DIRECTIONS: Take each line containing "method" and report it exactly as written.

Dataset entries on figures:
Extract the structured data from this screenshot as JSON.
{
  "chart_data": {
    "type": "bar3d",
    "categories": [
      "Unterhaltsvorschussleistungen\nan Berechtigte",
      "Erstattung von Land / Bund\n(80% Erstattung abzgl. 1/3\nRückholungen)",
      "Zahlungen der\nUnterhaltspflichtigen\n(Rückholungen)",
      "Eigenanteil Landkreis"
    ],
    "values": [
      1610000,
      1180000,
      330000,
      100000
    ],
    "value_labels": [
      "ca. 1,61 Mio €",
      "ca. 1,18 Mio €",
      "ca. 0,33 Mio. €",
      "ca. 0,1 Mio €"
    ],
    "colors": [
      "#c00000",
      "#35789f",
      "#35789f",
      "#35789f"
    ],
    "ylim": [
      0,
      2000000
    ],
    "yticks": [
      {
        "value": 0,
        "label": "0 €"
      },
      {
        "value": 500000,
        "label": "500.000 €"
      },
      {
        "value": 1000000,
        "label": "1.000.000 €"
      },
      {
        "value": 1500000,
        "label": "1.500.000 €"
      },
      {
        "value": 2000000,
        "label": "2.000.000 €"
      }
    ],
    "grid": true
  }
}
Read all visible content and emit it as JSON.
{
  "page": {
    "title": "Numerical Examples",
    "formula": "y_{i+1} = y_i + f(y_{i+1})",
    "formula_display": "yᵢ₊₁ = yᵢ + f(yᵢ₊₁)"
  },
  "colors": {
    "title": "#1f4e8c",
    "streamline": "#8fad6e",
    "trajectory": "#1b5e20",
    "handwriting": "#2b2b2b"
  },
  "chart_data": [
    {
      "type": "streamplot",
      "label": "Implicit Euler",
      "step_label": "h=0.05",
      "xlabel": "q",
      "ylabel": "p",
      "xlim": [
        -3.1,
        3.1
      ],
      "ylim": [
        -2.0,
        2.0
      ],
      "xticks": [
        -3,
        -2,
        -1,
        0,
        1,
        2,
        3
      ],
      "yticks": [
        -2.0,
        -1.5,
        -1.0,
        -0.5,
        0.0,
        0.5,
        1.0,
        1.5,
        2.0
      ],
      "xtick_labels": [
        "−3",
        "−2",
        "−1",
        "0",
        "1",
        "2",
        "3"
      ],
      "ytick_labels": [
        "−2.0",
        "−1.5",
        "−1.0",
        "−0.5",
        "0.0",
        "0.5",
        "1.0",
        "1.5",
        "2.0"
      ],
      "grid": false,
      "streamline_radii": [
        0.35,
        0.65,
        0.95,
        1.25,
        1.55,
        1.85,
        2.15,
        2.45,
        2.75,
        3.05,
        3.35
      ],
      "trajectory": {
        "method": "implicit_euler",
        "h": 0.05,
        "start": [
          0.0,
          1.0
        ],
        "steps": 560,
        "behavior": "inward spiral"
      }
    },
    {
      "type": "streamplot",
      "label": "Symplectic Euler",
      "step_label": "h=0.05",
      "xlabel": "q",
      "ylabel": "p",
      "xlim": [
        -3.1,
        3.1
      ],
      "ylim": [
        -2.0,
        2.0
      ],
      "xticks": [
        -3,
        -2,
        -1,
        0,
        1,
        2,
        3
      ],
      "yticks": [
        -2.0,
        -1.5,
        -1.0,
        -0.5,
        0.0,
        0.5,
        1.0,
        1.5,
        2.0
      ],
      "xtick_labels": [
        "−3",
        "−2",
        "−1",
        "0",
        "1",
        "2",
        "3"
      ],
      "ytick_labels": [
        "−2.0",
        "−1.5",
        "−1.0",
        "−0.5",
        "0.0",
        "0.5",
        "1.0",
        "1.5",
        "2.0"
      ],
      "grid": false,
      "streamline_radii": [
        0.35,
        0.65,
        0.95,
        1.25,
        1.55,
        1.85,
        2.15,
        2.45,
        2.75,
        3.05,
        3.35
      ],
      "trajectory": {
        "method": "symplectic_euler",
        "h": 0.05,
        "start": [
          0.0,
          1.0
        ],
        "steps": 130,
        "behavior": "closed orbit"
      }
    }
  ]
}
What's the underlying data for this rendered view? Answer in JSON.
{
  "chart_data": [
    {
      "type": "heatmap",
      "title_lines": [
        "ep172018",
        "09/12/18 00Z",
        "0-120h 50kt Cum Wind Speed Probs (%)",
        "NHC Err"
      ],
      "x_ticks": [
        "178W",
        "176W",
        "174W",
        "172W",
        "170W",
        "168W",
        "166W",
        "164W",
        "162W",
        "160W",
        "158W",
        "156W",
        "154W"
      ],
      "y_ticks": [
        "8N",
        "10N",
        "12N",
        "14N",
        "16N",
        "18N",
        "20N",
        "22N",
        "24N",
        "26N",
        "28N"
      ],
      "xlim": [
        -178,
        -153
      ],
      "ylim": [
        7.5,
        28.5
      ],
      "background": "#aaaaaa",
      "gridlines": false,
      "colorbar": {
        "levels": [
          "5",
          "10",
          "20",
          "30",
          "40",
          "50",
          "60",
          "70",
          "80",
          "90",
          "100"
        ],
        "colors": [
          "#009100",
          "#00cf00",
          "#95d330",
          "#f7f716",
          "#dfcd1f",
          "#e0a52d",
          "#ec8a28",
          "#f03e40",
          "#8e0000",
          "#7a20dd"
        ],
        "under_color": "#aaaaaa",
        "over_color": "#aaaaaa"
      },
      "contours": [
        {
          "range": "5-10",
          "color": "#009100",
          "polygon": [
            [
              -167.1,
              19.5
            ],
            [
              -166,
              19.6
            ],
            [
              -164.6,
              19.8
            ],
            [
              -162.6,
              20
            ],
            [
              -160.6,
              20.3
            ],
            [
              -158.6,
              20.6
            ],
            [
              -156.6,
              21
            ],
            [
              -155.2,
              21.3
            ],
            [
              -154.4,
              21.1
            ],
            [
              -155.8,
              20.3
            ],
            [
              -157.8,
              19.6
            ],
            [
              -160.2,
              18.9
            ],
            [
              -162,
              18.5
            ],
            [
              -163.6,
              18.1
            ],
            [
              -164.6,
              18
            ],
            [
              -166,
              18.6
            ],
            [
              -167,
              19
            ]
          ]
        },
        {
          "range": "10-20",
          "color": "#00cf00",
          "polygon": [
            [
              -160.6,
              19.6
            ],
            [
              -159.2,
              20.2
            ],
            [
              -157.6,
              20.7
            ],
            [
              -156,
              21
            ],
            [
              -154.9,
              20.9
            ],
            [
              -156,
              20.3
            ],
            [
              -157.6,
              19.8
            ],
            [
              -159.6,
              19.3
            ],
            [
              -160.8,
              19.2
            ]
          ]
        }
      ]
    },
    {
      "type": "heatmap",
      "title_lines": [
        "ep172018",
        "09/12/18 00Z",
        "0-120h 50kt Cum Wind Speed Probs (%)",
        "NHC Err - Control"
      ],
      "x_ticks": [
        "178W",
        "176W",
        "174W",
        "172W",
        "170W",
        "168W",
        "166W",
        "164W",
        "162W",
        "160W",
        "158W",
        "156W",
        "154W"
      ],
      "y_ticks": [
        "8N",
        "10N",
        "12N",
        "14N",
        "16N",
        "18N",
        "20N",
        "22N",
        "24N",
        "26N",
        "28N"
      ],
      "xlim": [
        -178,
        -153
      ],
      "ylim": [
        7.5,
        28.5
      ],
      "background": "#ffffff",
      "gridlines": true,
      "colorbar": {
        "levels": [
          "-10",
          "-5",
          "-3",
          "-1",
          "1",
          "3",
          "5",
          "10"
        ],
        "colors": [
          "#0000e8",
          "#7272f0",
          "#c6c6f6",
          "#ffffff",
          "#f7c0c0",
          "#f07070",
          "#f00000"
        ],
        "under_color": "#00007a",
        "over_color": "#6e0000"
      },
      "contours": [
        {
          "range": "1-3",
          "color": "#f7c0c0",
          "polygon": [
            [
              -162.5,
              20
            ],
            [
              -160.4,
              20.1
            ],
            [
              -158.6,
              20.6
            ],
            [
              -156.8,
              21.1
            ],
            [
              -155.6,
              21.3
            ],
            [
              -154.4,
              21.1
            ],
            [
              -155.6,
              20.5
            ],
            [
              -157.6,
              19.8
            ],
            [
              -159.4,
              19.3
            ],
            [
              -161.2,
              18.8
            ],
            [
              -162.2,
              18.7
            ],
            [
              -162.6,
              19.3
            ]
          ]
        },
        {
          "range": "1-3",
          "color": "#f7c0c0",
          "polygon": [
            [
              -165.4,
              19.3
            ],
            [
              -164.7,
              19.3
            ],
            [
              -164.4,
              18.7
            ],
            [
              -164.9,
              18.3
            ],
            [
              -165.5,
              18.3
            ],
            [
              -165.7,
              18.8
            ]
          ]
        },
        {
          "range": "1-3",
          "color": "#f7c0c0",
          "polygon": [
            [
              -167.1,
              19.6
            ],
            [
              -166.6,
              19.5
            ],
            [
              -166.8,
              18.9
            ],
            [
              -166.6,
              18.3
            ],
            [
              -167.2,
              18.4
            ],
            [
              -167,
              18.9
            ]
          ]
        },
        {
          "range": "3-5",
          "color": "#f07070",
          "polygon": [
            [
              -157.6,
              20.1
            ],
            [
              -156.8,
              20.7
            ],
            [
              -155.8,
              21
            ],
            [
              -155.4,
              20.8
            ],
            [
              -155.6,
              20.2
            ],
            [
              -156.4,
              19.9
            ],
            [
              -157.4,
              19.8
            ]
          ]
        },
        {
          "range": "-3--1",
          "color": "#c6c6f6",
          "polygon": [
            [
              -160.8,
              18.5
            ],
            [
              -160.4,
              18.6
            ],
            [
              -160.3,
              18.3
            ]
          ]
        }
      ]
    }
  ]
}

TASK SOLUTION:
        "method": "implicit_euler",
        "method": "symplectic_euler",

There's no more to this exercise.